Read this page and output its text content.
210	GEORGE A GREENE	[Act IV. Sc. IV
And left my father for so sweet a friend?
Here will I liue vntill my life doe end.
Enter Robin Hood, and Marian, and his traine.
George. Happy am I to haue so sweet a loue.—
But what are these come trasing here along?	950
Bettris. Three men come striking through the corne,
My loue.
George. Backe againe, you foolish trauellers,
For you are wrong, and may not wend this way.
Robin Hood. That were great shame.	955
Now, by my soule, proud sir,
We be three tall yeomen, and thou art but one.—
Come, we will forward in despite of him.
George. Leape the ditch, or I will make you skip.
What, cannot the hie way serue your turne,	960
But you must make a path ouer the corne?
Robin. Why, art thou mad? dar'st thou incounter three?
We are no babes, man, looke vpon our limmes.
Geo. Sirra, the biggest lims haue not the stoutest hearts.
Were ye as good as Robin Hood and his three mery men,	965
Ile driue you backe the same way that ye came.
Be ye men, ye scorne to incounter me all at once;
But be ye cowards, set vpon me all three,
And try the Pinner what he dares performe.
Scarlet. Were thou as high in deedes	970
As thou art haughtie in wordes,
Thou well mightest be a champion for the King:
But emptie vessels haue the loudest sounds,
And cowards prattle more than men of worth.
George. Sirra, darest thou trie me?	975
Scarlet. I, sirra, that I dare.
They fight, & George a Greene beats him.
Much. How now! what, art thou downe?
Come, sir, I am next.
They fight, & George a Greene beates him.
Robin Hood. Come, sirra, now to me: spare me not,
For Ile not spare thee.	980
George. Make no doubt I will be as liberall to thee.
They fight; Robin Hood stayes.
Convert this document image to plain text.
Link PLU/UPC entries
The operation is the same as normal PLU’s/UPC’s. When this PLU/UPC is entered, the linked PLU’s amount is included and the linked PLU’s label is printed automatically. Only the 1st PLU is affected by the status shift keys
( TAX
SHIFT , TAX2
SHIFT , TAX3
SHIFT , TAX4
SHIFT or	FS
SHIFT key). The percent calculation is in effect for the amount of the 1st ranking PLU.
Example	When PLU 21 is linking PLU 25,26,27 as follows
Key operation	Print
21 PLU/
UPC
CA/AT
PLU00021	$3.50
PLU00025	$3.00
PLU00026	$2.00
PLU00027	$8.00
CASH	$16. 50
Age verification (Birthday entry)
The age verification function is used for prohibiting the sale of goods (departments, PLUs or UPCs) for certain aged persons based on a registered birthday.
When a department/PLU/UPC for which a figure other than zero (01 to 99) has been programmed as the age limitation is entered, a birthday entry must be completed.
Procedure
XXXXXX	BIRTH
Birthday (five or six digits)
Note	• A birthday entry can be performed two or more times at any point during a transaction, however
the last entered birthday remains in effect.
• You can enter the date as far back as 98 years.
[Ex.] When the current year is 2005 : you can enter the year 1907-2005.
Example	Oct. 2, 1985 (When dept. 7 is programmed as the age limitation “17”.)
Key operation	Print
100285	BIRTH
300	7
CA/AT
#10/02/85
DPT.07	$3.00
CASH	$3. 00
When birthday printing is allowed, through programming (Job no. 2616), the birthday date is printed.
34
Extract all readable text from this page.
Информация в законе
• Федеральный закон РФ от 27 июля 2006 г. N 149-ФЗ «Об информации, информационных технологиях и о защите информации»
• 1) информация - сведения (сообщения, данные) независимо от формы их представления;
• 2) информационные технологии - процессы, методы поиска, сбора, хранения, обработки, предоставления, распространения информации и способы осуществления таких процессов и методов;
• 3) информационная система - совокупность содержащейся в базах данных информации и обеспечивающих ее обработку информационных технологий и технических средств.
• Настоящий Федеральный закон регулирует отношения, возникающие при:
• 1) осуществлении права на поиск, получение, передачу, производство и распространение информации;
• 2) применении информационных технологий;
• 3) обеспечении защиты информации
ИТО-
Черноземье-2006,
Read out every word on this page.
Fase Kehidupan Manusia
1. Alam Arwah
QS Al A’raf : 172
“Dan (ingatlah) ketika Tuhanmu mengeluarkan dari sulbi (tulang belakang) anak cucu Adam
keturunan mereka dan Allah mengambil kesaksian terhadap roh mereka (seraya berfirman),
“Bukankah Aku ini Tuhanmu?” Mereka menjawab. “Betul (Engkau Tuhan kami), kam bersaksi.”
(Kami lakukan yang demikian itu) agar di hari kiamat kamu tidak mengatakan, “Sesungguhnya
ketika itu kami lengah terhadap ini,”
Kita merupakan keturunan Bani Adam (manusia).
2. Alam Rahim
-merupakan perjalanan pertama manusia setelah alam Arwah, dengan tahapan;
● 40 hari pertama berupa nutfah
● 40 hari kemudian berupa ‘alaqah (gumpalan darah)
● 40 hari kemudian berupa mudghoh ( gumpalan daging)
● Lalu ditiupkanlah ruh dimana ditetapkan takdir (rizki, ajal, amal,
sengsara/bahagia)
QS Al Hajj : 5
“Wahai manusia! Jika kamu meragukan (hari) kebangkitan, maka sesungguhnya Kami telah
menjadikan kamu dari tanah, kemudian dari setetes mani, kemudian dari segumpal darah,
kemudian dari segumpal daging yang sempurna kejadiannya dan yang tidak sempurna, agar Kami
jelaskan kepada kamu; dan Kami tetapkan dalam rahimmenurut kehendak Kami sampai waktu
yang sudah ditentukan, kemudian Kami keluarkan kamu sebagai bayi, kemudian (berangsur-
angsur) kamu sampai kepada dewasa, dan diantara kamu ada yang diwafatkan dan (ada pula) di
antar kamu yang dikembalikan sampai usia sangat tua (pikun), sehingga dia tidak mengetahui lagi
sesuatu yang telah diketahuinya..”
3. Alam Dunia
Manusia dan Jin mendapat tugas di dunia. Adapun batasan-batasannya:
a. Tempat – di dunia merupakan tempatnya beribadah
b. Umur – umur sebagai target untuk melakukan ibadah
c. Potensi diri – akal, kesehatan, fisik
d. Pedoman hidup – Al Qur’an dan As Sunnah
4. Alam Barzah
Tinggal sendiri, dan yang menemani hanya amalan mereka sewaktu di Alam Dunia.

----

INSTRUCTIONS FOR THE TASK: Which lines hold the string "berupa"? Copy all of them from the data above.

ANSWER TO THIS PROBLEM:
● 40 hari pertama berupa nutfah
● 40 hari kemudian berupa ‘alaqah (gumpalan darah)
● 40 hari kemudian berupa mudghoh ( gumpalan daging)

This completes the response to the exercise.